> [WHAT YOU HAVE TO DO]:
Search the material below for the string "this" and list each line that holds it.

━━ RECORDS FOR THE TASK

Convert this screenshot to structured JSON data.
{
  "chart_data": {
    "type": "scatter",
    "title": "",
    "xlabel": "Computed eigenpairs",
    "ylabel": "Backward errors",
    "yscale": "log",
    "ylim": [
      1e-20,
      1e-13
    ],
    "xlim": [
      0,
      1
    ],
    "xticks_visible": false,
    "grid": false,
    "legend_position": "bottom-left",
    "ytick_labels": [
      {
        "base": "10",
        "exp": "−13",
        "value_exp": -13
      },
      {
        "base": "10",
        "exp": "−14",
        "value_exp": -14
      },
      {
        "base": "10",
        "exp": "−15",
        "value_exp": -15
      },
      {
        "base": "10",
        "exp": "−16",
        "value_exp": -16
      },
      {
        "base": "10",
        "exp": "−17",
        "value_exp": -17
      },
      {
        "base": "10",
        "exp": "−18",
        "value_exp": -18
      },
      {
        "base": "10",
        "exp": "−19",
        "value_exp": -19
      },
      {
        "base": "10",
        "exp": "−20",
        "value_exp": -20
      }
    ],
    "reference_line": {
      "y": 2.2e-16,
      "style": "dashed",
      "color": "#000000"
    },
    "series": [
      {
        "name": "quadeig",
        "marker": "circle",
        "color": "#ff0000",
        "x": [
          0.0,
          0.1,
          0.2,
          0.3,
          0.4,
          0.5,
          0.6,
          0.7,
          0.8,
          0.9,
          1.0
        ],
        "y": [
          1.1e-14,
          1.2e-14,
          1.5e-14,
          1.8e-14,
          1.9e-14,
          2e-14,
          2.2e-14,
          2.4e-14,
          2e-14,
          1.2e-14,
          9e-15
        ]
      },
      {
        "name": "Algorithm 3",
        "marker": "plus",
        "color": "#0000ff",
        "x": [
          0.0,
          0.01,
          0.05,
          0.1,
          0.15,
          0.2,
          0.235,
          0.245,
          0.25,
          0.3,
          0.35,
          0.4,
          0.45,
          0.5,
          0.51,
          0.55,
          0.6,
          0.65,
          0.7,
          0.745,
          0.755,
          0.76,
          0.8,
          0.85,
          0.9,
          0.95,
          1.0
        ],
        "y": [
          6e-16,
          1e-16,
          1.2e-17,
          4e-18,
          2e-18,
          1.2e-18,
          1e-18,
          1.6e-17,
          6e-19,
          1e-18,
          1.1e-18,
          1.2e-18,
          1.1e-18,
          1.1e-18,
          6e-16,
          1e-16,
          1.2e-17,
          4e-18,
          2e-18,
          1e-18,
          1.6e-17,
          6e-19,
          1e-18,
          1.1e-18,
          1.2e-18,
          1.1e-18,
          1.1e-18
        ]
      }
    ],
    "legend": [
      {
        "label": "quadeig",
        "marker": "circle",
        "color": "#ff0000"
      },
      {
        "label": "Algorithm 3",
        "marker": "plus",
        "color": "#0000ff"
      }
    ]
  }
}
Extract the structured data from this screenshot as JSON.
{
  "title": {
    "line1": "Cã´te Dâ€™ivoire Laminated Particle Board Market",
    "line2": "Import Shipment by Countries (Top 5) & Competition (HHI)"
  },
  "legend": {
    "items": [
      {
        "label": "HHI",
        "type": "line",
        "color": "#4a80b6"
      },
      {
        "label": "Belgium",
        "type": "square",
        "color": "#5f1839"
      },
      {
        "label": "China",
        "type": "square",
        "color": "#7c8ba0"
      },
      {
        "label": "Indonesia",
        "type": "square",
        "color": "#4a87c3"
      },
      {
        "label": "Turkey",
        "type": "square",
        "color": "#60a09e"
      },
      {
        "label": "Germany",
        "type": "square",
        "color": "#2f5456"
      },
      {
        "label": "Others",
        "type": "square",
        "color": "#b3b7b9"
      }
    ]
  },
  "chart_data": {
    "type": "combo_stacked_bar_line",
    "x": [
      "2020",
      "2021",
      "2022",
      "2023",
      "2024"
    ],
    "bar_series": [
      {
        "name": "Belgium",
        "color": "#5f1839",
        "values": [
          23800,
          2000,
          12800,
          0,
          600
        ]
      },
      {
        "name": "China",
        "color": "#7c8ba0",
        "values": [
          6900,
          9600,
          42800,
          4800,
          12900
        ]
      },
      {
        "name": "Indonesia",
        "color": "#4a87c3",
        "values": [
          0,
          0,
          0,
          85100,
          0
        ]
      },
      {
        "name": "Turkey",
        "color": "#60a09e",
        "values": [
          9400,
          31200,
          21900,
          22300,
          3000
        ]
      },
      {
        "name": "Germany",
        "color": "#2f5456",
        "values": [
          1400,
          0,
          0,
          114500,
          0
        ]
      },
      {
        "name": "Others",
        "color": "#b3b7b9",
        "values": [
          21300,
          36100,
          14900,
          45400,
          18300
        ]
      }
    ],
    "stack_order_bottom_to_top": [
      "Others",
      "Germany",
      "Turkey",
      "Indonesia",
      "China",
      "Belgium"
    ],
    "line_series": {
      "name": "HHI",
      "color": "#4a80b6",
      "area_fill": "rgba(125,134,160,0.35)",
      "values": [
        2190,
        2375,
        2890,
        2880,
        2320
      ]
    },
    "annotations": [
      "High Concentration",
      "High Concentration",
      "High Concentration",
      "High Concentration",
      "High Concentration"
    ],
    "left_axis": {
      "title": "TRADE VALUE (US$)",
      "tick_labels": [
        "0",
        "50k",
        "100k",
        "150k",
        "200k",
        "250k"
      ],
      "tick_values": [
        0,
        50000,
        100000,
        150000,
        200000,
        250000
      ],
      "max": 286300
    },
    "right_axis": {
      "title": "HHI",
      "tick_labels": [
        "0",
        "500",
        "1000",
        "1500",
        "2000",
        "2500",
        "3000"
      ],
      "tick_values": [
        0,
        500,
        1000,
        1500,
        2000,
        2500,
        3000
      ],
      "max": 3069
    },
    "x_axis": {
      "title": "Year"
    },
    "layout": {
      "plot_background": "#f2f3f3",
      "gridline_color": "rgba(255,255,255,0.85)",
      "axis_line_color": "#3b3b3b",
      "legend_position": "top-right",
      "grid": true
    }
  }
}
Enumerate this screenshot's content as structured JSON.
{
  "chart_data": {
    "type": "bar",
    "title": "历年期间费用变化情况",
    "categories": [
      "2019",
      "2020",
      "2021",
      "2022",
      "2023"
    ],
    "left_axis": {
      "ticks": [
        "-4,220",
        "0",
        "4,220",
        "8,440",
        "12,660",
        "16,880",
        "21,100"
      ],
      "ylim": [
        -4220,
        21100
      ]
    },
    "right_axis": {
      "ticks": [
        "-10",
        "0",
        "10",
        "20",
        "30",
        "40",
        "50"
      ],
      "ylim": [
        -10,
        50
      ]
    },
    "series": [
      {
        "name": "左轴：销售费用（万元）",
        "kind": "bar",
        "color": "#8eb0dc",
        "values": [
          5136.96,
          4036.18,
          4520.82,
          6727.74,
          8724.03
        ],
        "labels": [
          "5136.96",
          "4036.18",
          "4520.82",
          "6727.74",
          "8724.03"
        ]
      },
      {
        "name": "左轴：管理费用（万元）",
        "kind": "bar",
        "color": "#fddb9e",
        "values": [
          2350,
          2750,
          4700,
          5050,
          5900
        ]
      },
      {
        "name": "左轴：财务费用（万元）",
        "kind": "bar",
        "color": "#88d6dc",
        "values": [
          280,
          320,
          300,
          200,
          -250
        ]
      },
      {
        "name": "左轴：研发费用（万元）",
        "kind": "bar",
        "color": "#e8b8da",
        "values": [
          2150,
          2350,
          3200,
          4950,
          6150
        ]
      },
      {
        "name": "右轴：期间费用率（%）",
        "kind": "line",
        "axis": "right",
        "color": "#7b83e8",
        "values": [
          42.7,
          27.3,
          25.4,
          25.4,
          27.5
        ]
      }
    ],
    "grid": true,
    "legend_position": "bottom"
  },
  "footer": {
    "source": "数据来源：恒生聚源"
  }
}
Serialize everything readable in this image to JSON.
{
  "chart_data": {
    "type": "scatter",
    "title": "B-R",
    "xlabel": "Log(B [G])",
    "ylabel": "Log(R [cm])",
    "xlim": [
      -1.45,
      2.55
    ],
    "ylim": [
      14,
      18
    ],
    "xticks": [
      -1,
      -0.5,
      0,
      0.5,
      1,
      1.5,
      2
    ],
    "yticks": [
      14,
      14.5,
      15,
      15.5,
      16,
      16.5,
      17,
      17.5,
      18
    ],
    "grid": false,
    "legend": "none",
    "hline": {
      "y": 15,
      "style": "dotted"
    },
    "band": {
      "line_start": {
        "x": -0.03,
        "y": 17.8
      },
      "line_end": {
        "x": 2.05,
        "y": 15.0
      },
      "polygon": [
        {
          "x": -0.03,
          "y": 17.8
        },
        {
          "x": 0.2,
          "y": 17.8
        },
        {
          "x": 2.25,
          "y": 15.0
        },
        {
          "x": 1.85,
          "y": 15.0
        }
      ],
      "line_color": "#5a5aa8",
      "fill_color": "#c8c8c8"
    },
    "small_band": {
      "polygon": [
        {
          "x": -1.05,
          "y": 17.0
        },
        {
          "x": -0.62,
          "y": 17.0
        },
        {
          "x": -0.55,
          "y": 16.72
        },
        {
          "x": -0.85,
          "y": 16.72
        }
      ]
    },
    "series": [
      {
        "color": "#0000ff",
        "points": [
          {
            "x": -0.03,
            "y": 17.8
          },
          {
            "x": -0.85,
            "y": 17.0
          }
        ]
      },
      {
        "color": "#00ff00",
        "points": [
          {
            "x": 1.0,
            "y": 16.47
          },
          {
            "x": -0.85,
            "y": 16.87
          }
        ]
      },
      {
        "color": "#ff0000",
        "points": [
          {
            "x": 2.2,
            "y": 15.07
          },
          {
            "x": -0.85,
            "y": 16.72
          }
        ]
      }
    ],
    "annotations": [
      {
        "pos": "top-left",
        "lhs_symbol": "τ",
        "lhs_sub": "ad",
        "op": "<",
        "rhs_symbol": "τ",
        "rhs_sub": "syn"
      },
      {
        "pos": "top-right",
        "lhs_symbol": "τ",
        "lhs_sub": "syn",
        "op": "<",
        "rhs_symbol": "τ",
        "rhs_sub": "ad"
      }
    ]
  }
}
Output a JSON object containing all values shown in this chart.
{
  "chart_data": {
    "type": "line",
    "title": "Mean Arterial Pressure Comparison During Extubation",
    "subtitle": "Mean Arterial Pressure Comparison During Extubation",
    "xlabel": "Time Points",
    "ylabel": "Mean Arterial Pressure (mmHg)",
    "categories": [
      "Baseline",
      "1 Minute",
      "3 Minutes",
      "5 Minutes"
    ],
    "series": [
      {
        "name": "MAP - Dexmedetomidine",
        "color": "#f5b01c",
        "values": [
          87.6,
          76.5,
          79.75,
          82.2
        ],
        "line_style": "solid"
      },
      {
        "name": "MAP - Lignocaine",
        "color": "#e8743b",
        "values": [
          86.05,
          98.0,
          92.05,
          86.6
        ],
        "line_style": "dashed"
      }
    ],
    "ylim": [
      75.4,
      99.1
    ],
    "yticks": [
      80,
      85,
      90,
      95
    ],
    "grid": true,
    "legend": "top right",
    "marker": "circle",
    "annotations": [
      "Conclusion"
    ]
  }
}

━━━━

> [EXERCISE RESPONSE]:
Convert this screenshot to structured JSON data.
Extract the structured data from this screenshot as JSON.
Enumerate this screenshot's content as structured JSON.
Serialize everything readable in this image to JSON.
Output a JSON object containing all values shown in this chart.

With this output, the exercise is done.